Problem requirements
In the data, extract each line that holds the string "Shandong".

______

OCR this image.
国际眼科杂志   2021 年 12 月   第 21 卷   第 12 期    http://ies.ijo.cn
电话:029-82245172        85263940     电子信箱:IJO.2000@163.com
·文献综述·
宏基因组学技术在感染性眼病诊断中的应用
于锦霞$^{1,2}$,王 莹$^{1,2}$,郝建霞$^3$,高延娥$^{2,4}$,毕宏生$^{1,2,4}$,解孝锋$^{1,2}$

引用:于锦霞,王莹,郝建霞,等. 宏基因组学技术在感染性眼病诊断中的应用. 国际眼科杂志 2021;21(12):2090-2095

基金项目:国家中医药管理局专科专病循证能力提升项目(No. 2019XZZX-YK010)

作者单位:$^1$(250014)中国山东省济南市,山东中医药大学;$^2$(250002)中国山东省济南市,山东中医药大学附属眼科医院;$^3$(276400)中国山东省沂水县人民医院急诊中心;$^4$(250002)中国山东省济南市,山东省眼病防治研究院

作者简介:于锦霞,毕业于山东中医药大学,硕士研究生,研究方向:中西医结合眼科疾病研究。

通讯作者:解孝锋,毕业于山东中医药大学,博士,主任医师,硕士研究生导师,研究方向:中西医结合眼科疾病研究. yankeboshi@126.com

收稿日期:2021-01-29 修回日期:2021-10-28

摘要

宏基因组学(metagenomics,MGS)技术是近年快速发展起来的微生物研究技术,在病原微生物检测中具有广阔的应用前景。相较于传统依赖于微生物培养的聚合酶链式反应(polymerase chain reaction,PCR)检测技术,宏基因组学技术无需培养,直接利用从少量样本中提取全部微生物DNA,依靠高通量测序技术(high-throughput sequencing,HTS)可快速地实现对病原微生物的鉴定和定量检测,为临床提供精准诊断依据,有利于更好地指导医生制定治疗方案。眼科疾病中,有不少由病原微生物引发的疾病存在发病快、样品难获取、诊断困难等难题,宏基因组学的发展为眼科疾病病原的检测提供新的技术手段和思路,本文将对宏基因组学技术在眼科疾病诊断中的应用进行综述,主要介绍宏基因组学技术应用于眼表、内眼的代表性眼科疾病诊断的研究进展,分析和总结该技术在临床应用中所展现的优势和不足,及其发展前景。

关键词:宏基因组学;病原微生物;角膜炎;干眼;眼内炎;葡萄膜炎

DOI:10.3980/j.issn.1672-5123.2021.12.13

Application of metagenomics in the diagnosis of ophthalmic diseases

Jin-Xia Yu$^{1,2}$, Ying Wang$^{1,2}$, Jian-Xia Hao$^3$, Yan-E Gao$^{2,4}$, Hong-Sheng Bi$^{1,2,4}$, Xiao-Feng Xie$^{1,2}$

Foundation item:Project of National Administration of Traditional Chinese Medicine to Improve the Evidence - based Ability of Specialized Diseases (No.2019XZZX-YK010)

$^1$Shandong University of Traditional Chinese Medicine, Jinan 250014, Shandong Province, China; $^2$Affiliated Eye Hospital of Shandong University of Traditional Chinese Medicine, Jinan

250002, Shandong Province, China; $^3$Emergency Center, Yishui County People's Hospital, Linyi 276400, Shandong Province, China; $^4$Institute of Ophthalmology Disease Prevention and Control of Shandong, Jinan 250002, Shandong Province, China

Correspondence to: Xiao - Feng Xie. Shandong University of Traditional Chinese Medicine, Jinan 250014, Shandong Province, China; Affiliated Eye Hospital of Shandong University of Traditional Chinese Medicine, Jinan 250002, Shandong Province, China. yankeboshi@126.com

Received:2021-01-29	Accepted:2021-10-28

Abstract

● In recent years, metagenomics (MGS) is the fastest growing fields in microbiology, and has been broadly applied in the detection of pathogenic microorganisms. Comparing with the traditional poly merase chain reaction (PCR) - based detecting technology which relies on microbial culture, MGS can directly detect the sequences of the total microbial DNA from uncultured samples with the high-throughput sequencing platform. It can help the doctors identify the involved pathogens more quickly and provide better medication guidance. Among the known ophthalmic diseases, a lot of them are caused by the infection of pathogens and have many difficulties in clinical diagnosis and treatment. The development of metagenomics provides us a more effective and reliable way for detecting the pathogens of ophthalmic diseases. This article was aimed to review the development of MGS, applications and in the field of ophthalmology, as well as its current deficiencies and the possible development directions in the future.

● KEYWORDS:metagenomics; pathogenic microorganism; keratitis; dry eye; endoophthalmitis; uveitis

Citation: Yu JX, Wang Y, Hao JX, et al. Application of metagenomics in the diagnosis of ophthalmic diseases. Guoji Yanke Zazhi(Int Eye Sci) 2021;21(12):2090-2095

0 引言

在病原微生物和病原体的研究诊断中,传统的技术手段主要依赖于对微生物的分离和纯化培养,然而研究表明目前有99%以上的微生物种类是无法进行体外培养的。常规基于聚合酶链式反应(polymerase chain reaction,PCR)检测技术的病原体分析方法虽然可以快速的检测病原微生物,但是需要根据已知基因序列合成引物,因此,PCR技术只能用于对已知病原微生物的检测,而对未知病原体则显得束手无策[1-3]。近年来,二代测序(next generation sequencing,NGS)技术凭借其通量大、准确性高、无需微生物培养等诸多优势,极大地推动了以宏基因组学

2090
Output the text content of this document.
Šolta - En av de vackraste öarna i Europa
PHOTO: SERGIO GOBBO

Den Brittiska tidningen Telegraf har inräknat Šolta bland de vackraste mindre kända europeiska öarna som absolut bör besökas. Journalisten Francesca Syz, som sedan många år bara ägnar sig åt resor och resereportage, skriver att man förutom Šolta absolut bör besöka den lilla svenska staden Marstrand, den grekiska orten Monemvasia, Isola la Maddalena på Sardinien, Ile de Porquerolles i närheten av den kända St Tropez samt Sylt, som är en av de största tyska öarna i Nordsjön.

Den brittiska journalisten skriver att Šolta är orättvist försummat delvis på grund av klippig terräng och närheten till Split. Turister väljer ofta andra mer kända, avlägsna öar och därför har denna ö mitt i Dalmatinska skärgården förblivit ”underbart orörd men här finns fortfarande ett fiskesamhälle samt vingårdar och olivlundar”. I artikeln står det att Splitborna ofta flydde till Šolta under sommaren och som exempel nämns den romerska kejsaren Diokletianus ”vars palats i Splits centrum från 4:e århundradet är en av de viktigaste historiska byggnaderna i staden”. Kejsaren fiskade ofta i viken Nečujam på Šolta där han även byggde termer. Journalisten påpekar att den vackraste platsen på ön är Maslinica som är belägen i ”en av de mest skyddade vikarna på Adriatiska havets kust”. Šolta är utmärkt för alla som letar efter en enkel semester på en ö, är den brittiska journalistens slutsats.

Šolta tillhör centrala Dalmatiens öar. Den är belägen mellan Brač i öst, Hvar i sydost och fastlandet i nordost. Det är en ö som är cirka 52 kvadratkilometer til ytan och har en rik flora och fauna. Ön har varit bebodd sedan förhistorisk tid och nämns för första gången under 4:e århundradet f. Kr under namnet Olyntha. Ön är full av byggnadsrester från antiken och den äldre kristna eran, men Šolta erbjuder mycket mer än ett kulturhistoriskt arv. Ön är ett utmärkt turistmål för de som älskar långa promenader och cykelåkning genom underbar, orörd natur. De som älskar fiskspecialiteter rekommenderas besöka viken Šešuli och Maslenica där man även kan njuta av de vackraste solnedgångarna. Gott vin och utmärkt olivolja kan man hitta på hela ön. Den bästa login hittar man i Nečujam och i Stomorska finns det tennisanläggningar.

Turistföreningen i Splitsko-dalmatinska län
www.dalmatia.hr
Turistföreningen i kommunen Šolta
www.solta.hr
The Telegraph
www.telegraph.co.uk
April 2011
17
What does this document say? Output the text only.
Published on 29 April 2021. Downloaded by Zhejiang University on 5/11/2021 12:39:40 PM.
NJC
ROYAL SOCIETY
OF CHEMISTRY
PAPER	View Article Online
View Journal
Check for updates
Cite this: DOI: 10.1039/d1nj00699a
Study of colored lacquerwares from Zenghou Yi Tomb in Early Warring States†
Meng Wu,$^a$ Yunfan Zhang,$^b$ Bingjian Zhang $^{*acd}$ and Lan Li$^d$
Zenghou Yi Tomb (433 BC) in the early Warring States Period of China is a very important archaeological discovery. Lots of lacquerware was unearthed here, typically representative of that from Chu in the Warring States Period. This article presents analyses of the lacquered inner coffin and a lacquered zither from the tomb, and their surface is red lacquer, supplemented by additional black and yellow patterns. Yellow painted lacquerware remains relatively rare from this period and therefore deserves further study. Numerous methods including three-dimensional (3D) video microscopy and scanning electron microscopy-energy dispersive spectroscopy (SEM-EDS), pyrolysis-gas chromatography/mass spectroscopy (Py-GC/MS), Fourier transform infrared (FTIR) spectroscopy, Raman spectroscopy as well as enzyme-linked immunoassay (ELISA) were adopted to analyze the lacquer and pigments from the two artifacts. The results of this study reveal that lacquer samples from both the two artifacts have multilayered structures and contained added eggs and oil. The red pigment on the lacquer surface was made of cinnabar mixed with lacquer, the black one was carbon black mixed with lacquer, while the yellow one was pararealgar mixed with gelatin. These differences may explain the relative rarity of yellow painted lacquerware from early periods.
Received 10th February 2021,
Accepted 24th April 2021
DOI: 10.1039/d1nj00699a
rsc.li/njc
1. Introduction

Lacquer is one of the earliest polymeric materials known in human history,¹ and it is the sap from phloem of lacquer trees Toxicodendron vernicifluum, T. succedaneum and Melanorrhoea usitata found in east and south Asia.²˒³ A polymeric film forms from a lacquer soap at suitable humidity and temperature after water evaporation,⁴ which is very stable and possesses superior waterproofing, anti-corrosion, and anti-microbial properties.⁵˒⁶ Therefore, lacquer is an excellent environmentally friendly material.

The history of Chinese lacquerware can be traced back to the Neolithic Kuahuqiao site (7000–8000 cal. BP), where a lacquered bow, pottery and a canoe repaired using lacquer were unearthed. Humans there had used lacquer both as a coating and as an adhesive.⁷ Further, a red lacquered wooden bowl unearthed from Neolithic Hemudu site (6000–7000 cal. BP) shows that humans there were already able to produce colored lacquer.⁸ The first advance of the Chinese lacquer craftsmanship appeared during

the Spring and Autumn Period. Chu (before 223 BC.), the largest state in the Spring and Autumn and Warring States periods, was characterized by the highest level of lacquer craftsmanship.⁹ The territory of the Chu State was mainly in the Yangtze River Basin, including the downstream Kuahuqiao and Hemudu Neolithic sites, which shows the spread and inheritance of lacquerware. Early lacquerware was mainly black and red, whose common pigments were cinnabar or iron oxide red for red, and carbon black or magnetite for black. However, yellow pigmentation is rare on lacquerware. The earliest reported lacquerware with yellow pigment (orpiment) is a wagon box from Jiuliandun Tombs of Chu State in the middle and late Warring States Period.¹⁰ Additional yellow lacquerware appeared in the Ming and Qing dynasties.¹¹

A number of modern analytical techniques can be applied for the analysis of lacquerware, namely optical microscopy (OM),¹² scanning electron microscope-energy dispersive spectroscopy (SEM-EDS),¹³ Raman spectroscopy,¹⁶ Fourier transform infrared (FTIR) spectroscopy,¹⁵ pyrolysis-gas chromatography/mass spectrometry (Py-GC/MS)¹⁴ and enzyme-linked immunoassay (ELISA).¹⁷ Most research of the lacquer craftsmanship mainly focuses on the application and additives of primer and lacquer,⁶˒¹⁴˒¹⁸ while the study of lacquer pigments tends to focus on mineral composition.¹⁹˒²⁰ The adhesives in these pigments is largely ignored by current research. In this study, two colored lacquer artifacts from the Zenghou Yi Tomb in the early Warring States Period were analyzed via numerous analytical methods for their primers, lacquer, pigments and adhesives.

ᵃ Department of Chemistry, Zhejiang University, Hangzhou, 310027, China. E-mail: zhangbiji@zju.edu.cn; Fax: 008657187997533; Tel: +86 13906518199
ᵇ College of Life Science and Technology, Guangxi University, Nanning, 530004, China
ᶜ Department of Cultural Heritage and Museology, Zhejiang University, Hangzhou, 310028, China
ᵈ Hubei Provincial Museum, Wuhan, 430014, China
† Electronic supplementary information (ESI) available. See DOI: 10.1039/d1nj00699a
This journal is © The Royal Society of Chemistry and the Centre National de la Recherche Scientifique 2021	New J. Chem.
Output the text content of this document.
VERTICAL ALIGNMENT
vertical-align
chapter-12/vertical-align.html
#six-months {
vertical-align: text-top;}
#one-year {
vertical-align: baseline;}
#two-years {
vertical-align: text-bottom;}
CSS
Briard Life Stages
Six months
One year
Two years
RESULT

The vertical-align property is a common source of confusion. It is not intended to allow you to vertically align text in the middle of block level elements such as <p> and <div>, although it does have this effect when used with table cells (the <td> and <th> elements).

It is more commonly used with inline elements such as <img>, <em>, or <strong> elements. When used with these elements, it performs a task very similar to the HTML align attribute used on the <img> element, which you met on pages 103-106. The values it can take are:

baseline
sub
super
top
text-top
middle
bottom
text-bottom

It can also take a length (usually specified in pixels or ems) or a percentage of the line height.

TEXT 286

______

Reply to the exercise
$^1$Shandong University of Traditional Chinese Medicine, Jinan 250014, Shandong Province, China; $^2$Affiliated Eye Hospital of Shandong University of Traditional Chinese Medicine, Jinan
250002, Shandong Province, China; $^3$Emergency Center, Yishui County People's Hospital, Linyi 276400, Shandong Province, China; $^4$Institute of Ophthalmology Disease Prevention and Control of Shandong, Jinan 250002, Shandong Province, China
Correspondence to: Xiao - Feng Xie. Shandong University of Traditional Chinese Medicine, Jinan 250014, Shandong Province, China; Affiliated Eye Hospital of Shandong University of Traditional Chinese Medicine, Jinan 250002, Shandong Province, China. yankeboshi@126.com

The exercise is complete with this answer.